-- begin --

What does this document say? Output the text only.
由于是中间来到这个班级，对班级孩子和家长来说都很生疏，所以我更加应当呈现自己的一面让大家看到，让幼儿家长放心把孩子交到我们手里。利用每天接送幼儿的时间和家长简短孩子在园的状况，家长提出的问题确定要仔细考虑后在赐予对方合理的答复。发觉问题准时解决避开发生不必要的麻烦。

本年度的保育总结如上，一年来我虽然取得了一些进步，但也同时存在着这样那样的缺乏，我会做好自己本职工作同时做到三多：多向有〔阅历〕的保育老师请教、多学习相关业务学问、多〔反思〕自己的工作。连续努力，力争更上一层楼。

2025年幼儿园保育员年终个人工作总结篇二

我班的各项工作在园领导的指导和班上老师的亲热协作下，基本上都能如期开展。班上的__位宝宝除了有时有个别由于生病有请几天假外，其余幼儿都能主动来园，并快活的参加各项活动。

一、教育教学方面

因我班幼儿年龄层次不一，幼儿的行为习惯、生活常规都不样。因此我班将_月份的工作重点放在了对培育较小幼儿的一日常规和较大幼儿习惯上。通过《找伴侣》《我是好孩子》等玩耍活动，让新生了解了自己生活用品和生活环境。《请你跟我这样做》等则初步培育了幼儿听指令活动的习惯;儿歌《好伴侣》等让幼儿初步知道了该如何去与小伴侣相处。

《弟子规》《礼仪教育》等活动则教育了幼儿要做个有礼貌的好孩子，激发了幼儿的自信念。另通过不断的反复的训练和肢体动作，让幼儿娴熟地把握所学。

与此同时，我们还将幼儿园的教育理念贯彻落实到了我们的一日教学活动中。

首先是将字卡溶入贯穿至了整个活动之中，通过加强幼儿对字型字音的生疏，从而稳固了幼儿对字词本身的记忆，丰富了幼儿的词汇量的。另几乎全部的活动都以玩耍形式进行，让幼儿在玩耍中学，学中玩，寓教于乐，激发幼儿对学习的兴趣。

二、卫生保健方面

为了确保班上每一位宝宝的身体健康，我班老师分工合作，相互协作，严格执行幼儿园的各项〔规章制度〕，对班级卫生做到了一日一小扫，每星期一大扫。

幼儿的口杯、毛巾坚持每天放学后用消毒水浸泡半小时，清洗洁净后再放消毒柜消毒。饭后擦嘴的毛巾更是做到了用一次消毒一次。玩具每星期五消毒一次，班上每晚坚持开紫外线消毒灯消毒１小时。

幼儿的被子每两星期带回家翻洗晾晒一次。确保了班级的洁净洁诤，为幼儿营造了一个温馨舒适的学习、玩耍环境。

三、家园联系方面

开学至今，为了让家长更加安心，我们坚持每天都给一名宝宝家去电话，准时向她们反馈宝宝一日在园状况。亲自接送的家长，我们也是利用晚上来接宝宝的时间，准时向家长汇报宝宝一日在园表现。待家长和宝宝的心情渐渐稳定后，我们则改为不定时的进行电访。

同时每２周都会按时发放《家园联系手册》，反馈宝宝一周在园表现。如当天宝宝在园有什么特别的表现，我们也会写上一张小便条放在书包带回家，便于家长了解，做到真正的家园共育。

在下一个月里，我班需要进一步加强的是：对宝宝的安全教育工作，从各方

-- end --

GIVEN PROBLEM =>
Write out the records shown above, exactly as they appear.

WRITTEN ANSWER =>
What does this document say? Output the text only.
由于是中间来到这个班级，对班级孩子和家长来说都很生疏，所以我更加应当呈现自己的一面让大家看到，让幼儿家长放心把孩子交到我们手里。利用每天接送幼儿的时间和家长简短孩子在园的状况，家长提出的问题确定要仔细考虑后在赐予对方合理的答复。发觉问题准时解决避开发生不必要的麻烦。

本年度的保育总结如上，一年来我虽然取得了一些进步，但也同时存在着这样那样的缺乏，我会做好自己本职工作同时做到三多：多向有〔阅历〕的保育老师请教、多学习相关业务学问、多〔反思〕自己的工作。连续努力，力争更上一层楼。

2025年幼儿园保育员年终个人工作总结篇二

我班的各项工作在园领导的指导和班上老师的亲热协作下，基本上都能如期开展。班上的__位宝宝除了有时有个别由于生病有请几天假外，其余幼儿都能主动来园，并快活的参加各项活动。

一、教育教学方面

因我班幼儿年龄层次不一，幼儿的行为习惯、生活常规都不样。因此我班将_月份的工作重点放在了对培育较小幼儿的一日常规和较大幼儿习惯上。通过《找伴侣》《我是好孩子》等玩耍活动，让新生了解了自己生活用品和生活环境。《请你跟我这样做》等则初步培育了幼儿听指令活动的习惯;儿歌《好伴侣》等让幼儿初步知道了该如何去与小伴侣相处。

《弟子规》《礼仪教育》等活动则教育了幼儿要做个有礼貌的好孩子，激发了幼儿的自信念。另通过不断的反复的训练和肢体动作，让幼儿娴熟地把握所学。

与此同时，我们还将幼儿园的教育理念贯彻落实到了我们的一日教学活动中。

首先是将字卡溶入贯穿至了整个活动之中，通过加强幼儿对字型字音的生疏，从而稳固了幼儿对字词本身的记忆，丰富了幼儿的词汇量的。另几乎全部的活动都以玩耍形式进行，让幼儿在玩耍中学，学中玩，寓教于乐，激发幼儿对学习的兴趣。

二、卫生保健方面

为了确保班上每一位宝宝的身体健康，我班老师分工合作，相互协作，严格执行幼儿园的各项〔规章制度〕，对班级卫生做到了一日一小扫，每星期一大扫。

幼儿的口杯、毛巾坚持每天放学后用消毒水浸泡半小时，清洗洁净后再放消毒柜消毒。饭后擦嘴的毛巾更是做到了用一次消毒一次。玩具每星期五消毒一次，班上每晚坚持开紫外线消毒灯消毒１小时。

幼儿的被子每两星期带回家翻洗晾晒一次。确保了班级的洁净洁诤，为幼儿营造了一个温馨舒适的学习、玩耍环境。

三、家园联系方面

开学至今，为了让家长更加安心，我们坚持每天都给一名宝宝家去电话，准时向她们反馈宝宝一日在园状况。亲自接送的家长，我们也是利用晚上来接宝宝的时间，准时向家长汇报宝宝一日在园表现。待家长和宝宝的心情渐渐稳定后，我们则改为不定时的进行电访。

同时每２周都会按时发放《家园联系手册》，反馈宝宝一周在园表现。如当天宝宝在园有什么特别的表现，我们也会写上一张小便条放在书包带回家，便于家长了解，做到真正的家园共育。

在下一个月里，我班需要进一步加强的是：对宝宝的安全教育工作，从各方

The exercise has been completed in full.